- Written request
Restate the data below word for word. Skip any images it contains.
[Start of Provided data]
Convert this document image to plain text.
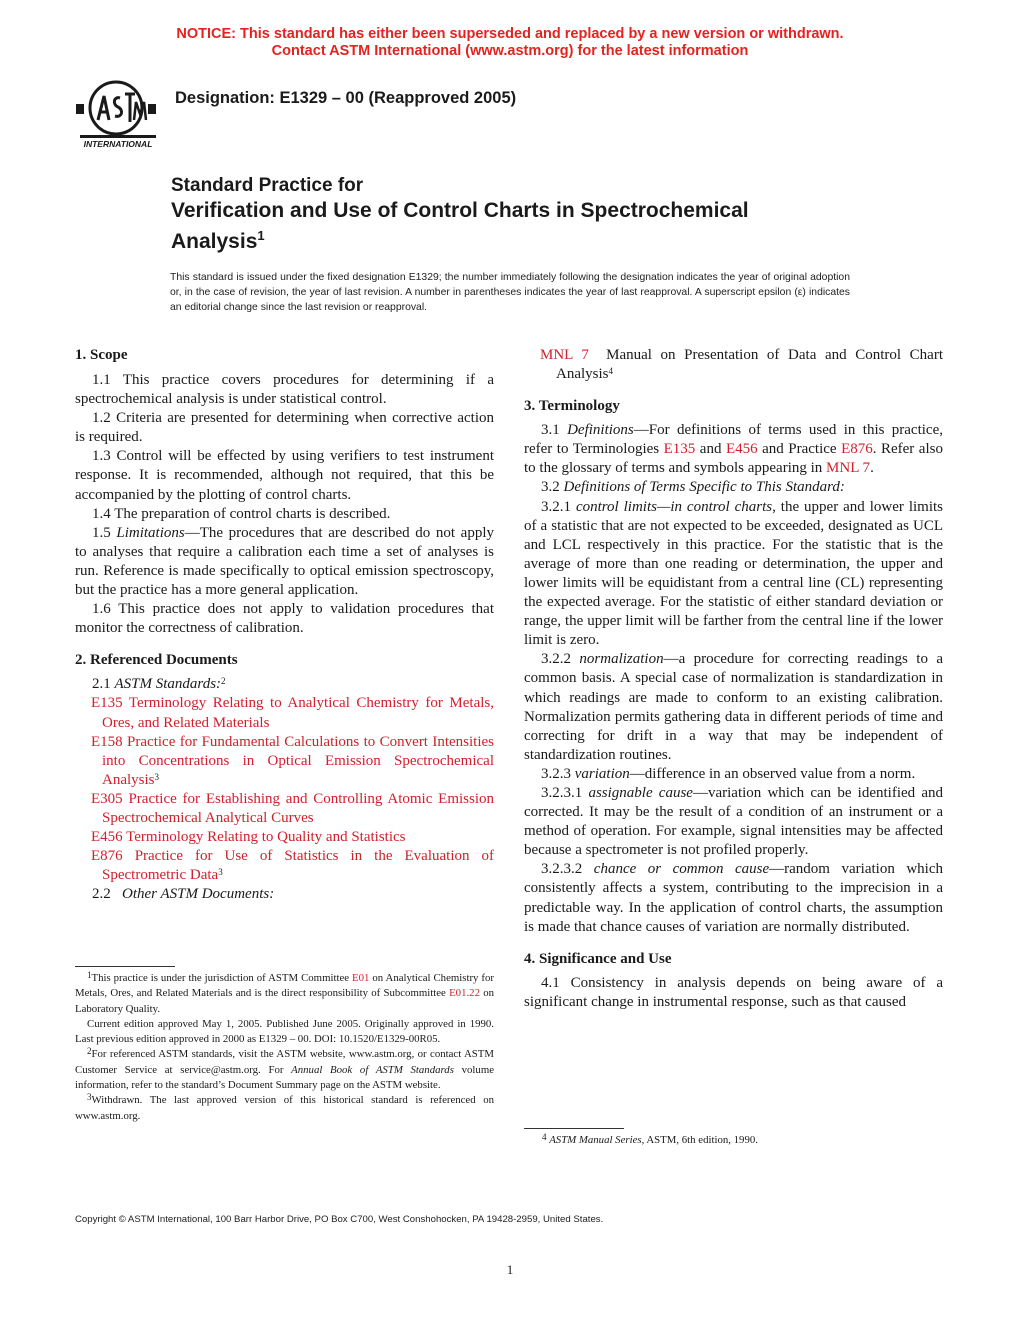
NOTICE: This standard has either been superseded and replaced by a new version or withdrawn.
Contact ASTM International (www.astm.org) for the latest information
INTERNATIONAL
Designation: E1329 – 00 (Reapproved 2005)
Standard Practice for
Verification and Use of Control Charts in Spectrochemical
Analysis$^1$
This standard is issued under the fixed designation E1329; the number immediately following the designation indicates the year of original adoption or, in the case of revision, the year of last revision. A number in parentheses indicates the year of last reapproval. A superscript epsilon (ε) indicates an editorial change since the last revision or reapproval.
1. Scope

1.1 This practice covers procedures for determining if a spectrochemical analysis is under statistical control.

1.2 Criteria are presented for determining when corrective action is required.

1.3 Control will be effected by using verifiers to test instrument response. It is recommended, although not required, that this be accompanied by the plotting of control charts.

1.4 The preparation of control charts is described.

1.5 Limitations—The procedures that are described do not apply to analyses that require a calibration each time a set of analyses is run. Reference is made specifically to optical emission spectroscopy, but the practice has a more general application.

1.6 This practice does not apply to validation procedures that monitor the correctness of calibration.

2. Referenced Documents

2.1 ASTM Standards:$^2$

E135 Terminology Relating to Analytical Chemistry for Metals, Ores, and Related Materials
E158 Practice for Fundamental Calculations to Convert Intensities into Concentrations in Optical Emission Spectrochemical Analysis$^3$
E305 Practice for Establishing and Controlling Atomic Emission Spectrochemical Analytical Curves
E456 Terminology Relating to Quality and Statistics
E876 Practice for Use of Statistics in the Evaluation of Spectrometric Data$^3$

2.2 Other ASTM Documents:

MNL 7 Manual on Presentation of Data and Control Chart Analysis$^4$
3. Terminology

3.1 Definitions—For definitions of terms used in this practice, refer to Terminologies E135 and E456 and Practice E876. Refer also to the glossary of terms and symbols appearing in MNL 7.

3.2 Definitions of Terms Specific to This Standard:

3.2.1 control limits—in control charts, the upper and lower limits of a statistic that are not expected to be exceeded, designated as UCL and LCL respectively in this practice. For the statistic that is the average of more than one reading or determination, the upper and lower limits will be equidistant from a central line (CL) representing the expected average. For the statistic of either standard deviation or range, the upper limit will be farther from the central line if the lower limit is zero.

3.2.2 normalization—a procedure for correcting readings to a common basis. A special case of normalization is standardization in which readings are made to conform to an existing calibration. Normalization permits gathering data in different periods of time and correcting for drift in a way that may be independent of standardization routines.

3.2.3 variation—difference in an observed value from a norm.

3.2.3.1 assignable cause—variation which can be identified and corrected. It may be the result of a condition of an instrument or a method of operation. For example, signal intensities may be affected because a spectrometer is not profiled properly.

3.2.3.2 chance or common cause—random variation which consistently affects a system, contributing to the imprecision in a predictable way. In the application of control charts, the assumption is made that chance causes of variation are normally distributed.

4. Significance and Use

4.1 Consistency in analysis depends on being aware of a significant change in instrumental response, such as that caused

$^1$This practice is under the jurisdiction of ASTM Committee E01 on Analytical Chemistry for Metals, Ores, and Related Materials and is the direct responsibility of Subcommittee E01.22 on Laboratory Quality.

Current edition approved May 1, 2005. Published June 2005. Originally approved in 1990. Last previous edition approved in 2000 as E1329 – 00. DOI: 10.1520/E1329-00R05.

$^2$For referenced ASTM standards, visit the ASTM website, www.astm.org, or contact ASTM Customer Service at service@astm.org. For Annual Book of ASTM Standards volume information, refer to the standard’s Document Summary page on the ASTM website.

$^3$Withdrawn. The last approved version of this historical standard is referenced on www.astm.org.

$^4$ ASTM Manual Series, ASTM, 6th edition, 1990.

Copyright © ASTM International, 100 Barr Harbor Drive, PO Box C700, West Conshohocken, PA 19428-2959, United States.
1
[End of Provided data]
- The response
Convert this document image to plain text.
NOTICE: This standard has either been superseded and replaced by a new version or withdrawn.
Contact ASTM International (www.astm.org) for the latest information
INTERNATIONAL
Designation: E1329 – 00 (Reapproved 2005)
Standard Practice for
Verification and Use of Control Charts in Spectrochemical
Analysis$^1$
This standard is issued under the fixed designation E1329; the number immediately following the designation indicates the year of original adoption or, in the case of revision, the year of last revision. A number in parentheses indicates the year of last reapproval. A superscript epsilon (ε) indicates an editorial change since the last revision or reapproval.
1. Scope

1.1 This practice covers procedures for determining if a spectrochemical analysis is under statistical control.

1.2 Criteria are presented for determining when corrective action is required.

1.3 Control will be effected by using verifiers to test instrument response. It is recommended, although not required, that this be accompanied by the plotting of control charts.

1.4 The preparation of control charts is described.

1.5 Limitations—The procedures that are described do not apply to analyses that require a calibration each time a set of analyses is run. Reference is made specifically to optical emission spectroscopy, but the practice has a more general application.

1.6 This practice does not apply to validation procedures that monitor the correctness of calibration.

2. Referenced Documents

2.1 ASTM Standards:$^2$

E135 Terminology Relating to Analytical Chemistry for Metals, Ores, and Related Materials
E158 Practice for Fundamental Calculations to Convert Intensities into Concentrations in Optical Emission Spectrochemical Analysis$^3$
E305 Practice for Establishing and Controlling Atomic Emission Spectrochemical Analytical Curves
E456 Terminology Relating to Quality and Statistics
E876 Practice for Use of Statistics in the Evaluation of Spectrometric Data$^3$

2.2 Other ASTM Documents:

MNL 7 Manual on Presentation of Data and Control Chart Analysis$^4$
3. Terminology

3.1 Definitions—For definitions of terms used in this practice, refer to Terminologies E135 and E456 and Practice E876. Refer also to the glossary of terms and symbols appearing in MNL 7.

3.2 Definitions of Terms Specific to This Standard:

3.2.1 control limits—in control charts, the upper and lower limits of a statistic that are not expected to be exceeded, designated as UCL and LCL respectively in this practice. For the statistic that is the average of more than one reading or determination, the upper and lower limits will be equidistant from a central line (CL) representing the expected average. For the statistic of either standard deviation or range, the upper limit will be farther from the central line if the lower limit is zero.

3.2.2 normalization—a procedure for correcting readings to a common basis. A special case of normalization is standardization in which readings are made to conform to an existing calibration. Normalization permits gathering data in different periods of time and correcting for drift in a way that may be independent of standardization routines.

3.2.3 variation—difference in an observed value from a norm.

3.2.3.1 assignable cause—variation which can be identified and corrected. It may be the result of a condition of an instrument or a method of operation. For example, signal intensities may be affected because a spectrometer is not profiled properly.

3.2.3.2 chance or common cause—random variation which consistently affects a system, contributing to the imprecision in a predictable way. In the application of control charts, the assumption is made that chance causes of variation are normally distributed.

4. Significance and Use

4.1 Consistency in analysis depends on being aware of a significant change in instrumental response, such as that caused

$^1$This practice is under the jurisdiction of ASTM Committee E01 on Analytical Chemistry for Metals, Ores, and Related Materials and is the direct responsibility of Subcommittee E01.22 on Laboratory Quality.

Current edition approved May 1, 2005. Published June 2005. Originally approved in 1990. Last previous edition approved in 2000 as E1329 – 00. DOI: 10.1520/E1329-00R05.

$^2$For referenced ASTM standards, visit the ASTM website, www.astm.org, or contact ASTM Customer Service at service@astm.org. For Annual Book of ASTM Standards volume information, refer to the standard’s Document Summary page on the ASTM website.

$^3$Withdrawn. The last approved version of this historical standard is referenced on www.astm.org.

$^4$ ASTM Manual Series, ASTM, 6th edition, 1990.

Copyright © ASTM International, 100 Barr Harbor Drive, PO Box C700, West Conshohocken, PA 19428-2959, United States.
1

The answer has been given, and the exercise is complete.